Examine the records and identify each line that includes the string "JSON". Copy those lines.
### Extracted records
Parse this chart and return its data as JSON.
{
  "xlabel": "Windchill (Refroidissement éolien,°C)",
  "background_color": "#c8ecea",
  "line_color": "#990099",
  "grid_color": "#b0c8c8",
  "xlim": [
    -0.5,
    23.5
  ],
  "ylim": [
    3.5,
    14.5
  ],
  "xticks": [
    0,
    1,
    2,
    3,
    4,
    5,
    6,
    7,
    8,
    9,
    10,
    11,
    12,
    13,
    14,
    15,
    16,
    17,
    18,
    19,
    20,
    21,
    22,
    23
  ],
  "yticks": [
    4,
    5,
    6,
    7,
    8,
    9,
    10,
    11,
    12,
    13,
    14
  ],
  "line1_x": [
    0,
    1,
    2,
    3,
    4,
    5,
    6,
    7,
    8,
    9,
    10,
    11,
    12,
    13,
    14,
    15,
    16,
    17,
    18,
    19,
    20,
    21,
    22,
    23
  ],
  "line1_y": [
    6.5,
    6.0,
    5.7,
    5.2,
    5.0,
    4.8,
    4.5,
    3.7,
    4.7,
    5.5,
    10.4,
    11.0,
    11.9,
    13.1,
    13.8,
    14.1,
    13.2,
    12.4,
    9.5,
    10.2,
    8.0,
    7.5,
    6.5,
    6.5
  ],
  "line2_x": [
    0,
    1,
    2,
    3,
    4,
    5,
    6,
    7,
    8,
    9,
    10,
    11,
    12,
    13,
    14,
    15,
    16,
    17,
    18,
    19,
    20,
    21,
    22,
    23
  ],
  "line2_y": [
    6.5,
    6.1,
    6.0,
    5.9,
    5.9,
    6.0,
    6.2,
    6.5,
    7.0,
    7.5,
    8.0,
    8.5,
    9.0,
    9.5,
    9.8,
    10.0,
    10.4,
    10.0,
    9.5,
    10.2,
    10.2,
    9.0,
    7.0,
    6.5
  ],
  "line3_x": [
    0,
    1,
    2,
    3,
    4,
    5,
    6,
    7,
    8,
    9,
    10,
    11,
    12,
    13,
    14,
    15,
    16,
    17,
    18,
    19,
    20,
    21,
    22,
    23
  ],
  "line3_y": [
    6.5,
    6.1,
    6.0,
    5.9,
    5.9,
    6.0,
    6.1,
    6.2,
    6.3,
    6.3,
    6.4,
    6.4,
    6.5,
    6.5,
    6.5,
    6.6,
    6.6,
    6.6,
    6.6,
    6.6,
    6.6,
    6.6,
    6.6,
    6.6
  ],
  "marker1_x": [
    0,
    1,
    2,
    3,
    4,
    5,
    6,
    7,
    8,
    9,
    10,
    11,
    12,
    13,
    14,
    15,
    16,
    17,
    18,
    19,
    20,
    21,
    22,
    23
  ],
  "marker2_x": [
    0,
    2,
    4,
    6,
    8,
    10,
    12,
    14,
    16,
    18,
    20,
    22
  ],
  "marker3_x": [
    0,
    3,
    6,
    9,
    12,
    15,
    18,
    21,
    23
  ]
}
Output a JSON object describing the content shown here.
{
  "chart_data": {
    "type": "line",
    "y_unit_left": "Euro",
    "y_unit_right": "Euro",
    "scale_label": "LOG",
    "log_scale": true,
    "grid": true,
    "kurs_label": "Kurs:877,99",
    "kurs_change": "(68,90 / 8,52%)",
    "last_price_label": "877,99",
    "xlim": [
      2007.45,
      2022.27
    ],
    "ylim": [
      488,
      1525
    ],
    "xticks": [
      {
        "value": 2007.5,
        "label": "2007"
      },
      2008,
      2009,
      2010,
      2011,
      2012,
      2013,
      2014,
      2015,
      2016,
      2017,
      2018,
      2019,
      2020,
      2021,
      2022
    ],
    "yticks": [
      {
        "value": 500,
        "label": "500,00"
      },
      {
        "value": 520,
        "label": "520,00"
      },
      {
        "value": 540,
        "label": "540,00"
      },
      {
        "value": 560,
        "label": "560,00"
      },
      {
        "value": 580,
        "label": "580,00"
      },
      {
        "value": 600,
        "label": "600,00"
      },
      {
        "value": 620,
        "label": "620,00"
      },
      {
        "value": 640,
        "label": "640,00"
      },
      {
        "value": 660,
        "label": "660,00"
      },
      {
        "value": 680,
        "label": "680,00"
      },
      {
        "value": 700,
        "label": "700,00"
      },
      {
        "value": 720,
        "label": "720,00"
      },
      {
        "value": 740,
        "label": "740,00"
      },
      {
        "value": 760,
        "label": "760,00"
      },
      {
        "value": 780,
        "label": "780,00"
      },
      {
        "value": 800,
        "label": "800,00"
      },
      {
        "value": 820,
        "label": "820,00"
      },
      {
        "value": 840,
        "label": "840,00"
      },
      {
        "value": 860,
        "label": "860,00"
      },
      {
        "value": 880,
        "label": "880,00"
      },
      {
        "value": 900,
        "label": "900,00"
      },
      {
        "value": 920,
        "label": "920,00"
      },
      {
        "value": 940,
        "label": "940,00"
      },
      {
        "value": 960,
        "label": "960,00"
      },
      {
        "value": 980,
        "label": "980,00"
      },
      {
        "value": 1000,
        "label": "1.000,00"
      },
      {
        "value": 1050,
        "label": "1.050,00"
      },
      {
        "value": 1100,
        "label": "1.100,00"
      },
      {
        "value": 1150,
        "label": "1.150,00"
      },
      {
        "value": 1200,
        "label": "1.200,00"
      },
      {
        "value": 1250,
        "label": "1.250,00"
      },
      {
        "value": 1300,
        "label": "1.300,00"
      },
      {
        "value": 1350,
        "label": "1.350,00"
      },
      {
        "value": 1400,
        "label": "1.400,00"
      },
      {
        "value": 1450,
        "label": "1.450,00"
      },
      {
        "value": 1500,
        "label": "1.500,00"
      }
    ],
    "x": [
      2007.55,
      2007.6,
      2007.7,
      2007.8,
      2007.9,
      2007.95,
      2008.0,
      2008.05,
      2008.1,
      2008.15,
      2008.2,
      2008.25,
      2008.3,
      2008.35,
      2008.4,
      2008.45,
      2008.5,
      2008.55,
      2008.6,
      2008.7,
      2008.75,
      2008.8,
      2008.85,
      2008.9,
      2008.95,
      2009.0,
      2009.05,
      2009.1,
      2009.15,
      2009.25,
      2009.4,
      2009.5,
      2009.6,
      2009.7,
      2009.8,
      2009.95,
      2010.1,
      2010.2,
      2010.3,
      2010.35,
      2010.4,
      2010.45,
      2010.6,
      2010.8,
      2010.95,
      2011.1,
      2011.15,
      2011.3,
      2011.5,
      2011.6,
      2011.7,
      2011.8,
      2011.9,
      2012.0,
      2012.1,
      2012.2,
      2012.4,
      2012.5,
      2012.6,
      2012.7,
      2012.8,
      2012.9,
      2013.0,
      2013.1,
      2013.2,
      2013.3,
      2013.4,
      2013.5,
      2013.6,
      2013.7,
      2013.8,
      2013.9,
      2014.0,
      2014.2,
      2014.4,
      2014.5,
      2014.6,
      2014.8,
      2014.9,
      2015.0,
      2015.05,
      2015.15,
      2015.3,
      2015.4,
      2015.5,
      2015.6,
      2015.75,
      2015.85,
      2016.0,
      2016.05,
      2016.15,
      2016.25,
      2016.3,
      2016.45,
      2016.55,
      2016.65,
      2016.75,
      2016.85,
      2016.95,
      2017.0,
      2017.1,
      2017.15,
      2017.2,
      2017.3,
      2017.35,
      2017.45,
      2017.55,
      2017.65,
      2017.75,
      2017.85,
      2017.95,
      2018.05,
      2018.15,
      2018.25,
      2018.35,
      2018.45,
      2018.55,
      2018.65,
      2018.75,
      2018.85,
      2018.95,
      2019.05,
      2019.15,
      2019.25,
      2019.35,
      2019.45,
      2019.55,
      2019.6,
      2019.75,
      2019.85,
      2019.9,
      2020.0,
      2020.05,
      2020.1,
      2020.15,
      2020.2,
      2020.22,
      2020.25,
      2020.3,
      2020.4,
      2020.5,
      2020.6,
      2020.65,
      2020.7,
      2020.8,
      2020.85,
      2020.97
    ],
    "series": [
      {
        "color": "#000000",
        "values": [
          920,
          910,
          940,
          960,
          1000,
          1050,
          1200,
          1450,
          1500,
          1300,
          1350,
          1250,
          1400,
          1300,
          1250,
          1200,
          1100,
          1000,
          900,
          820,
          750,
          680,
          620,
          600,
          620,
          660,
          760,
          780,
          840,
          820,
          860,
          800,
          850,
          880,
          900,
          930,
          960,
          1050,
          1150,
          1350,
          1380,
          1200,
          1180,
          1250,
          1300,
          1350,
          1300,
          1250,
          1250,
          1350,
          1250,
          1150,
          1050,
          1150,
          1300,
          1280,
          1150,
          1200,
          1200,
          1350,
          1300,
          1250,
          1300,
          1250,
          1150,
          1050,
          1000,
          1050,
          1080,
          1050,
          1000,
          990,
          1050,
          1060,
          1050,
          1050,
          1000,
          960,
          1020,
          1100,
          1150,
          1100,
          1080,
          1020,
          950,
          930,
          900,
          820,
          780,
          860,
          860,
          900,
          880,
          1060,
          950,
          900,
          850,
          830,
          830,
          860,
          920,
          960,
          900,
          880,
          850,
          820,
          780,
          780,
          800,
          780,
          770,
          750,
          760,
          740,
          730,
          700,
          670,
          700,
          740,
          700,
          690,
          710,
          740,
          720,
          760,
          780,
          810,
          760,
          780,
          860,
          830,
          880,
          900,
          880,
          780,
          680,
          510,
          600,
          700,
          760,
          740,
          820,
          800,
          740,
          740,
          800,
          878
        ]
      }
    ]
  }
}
######
● Exercise output
Parse this chart and return its data as JSON.
Output a JSON object describing the content shown here.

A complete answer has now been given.